» Task directions: Hunt for the word "بشيء" across the entries below, copying each line that holds it.

» Raw data:
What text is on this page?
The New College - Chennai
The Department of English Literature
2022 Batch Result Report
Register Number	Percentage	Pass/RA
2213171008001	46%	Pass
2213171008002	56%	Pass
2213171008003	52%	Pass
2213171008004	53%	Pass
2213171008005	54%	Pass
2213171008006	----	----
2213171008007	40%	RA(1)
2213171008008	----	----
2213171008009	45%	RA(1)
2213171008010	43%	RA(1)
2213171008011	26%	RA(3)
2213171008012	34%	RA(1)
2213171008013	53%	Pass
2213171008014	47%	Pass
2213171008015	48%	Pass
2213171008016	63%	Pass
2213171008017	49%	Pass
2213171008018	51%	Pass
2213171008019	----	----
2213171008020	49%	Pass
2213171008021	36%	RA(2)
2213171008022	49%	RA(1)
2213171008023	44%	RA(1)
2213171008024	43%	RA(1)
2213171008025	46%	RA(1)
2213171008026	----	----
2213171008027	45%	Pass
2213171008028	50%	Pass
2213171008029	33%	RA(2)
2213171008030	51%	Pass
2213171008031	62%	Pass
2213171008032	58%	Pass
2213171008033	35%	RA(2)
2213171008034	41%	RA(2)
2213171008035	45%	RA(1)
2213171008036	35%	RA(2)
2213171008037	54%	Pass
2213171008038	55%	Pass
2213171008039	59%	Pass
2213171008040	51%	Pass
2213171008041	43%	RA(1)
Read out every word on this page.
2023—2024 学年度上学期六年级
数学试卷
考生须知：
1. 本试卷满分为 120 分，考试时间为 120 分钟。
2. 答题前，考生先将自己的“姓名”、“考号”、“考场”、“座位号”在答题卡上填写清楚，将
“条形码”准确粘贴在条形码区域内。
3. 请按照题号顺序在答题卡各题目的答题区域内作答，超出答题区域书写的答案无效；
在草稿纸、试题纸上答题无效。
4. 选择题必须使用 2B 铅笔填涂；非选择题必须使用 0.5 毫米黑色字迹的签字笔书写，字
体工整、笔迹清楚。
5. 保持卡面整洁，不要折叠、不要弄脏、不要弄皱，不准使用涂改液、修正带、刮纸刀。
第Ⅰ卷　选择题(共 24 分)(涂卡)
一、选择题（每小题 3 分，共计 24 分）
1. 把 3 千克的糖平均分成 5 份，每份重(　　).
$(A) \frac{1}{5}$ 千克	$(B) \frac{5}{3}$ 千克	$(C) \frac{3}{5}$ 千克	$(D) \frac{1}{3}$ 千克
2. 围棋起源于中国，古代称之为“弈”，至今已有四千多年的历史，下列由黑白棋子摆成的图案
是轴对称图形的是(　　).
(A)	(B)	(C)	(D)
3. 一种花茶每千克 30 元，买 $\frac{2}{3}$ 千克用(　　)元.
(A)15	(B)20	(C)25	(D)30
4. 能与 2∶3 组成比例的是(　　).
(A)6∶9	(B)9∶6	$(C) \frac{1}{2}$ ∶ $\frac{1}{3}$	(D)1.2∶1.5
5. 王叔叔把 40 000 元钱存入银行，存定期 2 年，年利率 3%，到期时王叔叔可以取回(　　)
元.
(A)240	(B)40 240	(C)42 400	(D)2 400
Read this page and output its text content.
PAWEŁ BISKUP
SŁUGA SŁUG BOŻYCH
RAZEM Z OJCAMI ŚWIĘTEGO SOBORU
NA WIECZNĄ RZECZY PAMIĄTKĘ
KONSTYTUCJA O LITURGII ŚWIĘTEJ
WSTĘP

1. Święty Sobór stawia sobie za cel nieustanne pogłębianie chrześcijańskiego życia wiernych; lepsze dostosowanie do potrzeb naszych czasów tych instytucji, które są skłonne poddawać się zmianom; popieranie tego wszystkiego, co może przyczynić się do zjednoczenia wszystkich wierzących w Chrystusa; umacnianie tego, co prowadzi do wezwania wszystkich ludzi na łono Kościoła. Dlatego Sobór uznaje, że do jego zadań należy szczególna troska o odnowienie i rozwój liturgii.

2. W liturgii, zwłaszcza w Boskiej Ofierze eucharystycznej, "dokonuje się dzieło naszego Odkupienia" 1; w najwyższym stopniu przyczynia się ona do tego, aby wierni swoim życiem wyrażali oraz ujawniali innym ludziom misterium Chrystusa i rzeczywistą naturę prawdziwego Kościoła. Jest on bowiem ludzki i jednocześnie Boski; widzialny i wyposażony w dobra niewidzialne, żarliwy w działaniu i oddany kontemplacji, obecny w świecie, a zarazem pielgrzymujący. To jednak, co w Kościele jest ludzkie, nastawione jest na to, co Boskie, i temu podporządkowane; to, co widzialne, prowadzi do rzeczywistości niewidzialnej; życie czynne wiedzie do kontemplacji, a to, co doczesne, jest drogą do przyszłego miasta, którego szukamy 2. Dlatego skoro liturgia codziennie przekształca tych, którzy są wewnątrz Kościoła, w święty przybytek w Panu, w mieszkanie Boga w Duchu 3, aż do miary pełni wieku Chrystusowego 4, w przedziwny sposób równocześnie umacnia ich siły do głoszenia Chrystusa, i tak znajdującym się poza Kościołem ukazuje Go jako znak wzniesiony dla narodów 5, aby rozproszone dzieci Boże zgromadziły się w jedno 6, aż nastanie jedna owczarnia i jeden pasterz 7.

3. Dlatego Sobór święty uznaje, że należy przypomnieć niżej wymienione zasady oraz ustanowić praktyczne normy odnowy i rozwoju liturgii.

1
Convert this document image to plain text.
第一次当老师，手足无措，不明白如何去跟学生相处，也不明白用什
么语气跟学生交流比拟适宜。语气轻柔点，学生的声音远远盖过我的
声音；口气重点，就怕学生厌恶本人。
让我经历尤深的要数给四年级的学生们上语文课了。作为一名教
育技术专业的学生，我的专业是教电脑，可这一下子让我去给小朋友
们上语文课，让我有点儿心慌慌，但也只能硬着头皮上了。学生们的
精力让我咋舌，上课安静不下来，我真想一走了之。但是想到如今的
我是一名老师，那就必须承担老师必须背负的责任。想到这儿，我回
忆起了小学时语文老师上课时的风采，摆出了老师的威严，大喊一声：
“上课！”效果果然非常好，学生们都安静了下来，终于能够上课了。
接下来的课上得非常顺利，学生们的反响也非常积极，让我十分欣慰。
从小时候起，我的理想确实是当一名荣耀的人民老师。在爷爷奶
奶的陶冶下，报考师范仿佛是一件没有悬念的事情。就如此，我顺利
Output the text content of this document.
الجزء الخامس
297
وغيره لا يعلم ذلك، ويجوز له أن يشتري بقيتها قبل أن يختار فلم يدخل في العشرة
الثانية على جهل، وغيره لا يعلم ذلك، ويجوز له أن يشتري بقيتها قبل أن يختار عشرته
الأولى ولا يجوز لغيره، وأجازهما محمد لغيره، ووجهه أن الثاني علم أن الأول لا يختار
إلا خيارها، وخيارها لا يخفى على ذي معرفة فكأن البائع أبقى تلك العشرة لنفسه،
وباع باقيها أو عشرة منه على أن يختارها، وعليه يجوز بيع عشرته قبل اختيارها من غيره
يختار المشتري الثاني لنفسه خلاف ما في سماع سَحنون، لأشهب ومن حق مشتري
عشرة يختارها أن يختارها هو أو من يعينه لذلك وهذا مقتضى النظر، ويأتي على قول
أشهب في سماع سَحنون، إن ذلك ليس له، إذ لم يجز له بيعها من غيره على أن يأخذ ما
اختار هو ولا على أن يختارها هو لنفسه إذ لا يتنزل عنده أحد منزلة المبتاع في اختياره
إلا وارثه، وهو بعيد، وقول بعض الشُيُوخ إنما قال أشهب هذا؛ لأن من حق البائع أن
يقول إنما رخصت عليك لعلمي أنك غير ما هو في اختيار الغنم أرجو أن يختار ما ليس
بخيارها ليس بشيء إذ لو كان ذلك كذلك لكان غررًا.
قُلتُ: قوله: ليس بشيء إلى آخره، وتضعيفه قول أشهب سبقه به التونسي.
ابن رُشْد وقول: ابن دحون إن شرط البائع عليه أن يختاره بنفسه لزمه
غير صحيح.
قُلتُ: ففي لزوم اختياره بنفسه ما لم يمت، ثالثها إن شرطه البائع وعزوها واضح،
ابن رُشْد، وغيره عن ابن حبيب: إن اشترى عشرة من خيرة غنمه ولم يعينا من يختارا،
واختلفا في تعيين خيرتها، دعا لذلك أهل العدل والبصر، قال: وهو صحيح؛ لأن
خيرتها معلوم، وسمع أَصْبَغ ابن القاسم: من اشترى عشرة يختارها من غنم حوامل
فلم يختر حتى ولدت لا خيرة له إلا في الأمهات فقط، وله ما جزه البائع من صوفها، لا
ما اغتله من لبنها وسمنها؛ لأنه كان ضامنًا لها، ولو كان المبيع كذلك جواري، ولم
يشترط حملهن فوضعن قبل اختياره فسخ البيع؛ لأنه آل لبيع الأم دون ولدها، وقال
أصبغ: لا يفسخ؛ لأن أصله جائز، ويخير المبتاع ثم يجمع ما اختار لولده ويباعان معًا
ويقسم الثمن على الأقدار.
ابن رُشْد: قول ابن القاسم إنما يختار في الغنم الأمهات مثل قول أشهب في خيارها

» Finished task:
بخيارها ليس بشيء إذ لو كان ذلك كذلك لكان غررًا.
قُلتُ: قوله: ليس بشيء إلى آخره، وتضعيفه قول أشهب سبقه به التونسي.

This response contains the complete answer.